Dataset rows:
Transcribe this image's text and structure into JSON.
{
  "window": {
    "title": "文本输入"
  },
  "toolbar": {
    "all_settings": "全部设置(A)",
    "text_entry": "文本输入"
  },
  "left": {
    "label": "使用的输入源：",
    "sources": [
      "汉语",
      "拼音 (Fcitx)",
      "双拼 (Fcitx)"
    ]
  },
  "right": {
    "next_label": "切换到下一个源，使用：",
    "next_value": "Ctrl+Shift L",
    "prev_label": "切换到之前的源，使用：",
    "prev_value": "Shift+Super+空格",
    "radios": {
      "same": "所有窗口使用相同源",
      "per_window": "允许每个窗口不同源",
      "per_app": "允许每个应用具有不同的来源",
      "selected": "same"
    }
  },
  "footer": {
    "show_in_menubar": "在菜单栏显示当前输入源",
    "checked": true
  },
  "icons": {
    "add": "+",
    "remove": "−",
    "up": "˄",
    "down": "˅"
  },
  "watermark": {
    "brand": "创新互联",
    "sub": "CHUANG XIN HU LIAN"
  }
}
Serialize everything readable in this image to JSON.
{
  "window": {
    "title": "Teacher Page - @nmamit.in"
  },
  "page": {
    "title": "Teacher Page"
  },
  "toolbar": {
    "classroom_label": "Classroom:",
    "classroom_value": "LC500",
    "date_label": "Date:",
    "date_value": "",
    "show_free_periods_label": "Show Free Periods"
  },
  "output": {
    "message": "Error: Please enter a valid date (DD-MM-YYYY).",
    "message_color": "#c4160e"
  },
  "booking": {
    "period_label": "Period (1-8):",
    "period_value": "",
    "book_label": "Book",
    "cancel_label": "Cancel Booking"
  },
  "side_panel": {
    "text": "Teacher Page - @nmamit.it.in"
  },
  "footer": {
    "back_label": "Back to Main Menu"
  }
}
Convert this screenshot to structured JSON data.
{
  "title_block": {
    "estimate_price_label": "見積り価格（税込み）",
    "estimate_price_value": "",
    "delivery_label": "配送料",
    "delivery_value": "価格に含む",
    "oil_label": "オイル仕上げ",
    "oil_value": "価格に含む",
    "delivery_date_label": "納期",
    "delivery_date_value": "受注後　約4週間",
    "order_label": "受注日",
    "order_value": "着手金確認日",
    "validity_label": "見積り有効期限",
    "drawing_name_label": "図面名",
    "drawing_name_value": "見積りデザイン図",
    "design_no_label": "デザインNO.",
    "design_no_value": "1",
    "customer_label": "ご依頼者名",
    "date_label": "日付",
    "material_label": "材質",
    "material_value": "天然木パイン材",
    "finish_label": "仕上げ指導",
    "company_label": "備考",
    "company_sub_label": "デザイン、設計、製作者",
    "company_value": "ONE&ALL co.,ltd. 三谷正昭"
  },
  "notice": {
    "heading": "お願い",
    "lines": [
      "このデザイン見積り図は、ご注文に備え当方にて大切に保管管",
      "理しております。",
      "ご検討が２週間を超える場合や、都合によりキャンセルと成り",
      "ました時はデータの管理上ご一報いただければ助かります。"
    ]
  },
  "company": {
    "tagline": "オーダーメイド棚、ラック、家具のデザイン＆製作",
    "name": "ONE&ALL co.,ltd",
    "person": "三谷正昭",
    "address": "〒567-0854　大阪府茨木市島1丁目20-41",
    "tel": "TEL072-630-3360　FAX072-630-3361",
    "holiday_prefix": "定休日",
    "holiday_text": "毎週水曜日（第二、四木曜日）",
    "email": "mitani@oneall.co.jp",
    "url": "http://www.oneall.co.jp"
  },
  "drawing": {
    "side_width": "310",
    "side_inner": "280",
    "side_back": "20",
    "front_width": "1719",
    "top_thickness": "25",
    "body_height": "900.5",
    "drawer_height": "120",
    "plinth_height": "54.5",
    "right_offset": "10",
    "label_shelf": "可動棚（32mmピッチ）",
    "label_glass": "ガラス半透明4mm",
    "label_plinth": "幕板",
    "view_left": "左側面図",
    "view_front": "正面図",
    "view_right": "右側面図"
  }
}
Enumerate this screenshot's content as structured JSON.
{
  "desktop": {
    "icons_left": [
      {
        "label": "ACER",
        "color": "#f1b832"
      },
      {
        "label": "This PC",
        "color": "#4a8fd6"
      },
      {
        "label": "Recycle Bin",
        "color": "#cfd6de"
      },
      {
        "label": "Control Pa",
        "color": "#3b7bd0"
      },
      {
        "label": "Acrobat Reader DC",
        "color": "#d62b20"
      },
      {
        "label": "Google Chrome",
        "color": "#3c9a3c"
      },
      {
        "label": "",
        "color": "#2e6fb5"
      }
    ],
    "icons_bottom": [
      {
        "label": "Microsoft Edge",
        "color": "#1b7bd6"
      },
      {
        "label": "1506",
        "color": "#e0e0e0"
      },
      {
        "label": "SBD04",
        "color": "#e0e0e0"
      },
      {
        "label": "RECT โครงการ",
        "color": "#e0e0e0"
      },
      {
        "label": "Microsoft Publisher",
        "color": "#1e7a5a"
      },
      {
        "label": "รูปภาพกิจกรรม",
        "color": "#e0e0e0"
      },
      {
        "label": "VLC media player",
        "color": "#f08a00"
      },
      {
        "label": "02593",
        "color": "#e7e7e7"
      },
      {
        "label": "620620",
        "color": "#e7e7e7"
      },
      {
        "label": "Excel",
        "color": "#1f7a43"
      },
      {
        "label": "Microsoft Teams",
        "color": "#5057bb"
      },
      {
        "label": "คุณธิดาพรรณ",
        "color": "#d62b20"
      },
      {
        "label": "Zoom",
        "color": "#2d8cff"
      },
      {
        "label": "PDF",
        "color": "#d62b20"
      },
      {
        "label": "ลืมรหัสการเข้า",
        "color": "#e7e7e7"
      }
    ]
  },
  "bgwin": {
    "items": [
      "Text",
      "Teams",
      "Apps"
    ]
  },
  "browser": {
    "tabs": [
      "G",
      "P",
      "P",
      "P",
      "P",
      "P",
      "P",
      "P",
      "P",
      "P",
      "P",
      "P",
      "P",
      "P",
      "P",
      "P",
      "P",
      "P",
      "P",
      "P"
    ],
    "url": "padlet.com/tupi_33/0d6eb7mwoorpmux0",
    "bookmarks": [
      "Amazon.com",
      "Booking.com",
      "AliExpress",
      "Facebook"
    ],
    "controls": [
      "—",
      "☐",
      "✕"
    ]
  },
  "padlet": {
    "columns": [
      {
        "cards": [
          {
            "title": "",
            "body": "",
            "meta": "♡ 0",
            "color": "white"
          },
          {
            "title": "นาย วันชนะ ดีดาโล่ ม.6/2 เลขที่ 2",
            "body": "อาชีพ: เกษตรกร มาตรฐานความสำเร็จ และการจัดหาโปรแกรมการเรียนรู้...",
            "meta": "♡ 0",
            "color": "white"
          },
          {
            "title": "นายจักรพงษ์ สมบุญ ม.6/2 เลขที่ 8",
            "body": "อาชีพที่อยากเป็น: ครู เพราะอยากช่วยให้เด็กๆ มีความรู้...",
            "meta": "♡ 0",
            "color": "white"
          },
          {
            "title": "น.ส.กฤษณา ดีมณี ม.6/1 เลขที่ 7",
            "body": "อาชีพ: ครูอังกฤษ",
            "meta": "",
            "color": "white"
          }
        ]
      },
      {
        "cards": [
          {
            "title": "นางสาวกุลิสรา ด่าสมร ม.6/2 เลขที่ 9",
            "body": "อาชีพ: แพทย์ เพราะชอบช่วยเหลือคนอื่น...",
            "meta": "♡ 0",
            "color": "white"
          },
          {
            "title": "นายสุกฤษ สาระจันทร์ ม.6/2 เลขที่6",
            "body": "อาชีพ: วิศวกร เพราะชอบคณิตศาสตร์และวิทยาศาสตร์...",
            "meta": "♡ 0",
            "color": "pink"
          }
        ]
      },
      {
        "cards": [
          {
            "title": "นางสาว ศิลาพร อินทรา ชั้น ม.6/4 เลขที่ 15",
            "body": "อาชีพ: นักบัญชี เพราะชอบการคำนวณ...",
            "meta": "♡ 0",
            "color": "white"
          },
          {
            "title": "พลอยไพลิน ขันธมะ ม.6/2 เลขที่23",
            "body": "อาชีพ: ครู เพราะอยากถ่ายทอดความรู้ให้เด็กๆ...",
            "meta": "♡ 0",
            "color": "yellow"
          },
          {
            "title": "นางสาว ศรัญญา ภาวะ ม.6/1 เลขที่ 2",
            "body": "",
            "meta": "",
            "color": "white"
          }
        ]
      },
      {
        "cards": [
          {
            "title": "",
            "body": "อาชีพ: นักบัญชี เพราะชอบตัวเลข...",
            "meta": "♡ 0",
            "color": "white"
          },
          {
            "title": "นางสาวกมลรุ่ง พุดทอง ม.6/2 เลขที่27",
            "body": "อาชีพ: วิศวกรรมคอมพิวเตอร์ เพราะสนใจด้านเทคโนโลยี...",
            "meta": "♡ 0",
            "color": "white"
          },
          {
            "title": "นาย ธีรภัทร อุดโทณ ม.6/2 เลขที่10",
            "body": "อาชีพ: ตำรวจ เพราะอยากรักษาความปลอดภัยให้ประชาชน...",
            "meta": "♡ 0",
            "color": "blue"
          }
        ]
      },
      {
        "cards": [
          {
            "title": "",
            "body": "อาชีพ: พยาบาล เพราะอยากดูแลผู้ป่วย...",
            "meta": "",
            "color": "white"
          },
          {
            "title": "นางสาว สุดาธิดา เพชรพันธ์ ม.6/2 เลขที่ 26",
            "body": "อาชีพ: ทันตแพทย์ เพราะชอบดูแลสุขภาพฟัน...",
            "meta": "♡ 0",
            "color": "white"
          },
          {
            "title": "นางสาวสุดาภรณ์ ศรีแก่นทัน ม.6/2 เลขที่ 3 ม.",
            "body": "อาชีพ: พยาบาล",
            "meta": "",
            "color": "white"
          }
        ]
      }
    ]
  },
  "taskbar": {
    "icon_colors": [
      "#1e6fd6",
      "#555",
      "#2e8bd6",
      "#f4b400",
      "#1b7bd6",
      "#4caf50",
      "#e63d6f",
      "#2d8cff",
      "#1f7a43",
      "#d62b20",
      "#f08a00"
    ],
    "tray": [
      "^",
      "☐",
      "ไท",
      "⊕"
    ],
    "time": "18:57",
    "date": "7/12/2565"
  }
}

▶ _Work to do_:
Only lines with the string "พยาบาล" belong in your answer; copy each one.

▶ _Complete output_:
            "body": "อาชีพ: พยาบาล เพราะอยากดูแลผู้ป่วย...",
            "body": "อาชีพ: พยาบาล",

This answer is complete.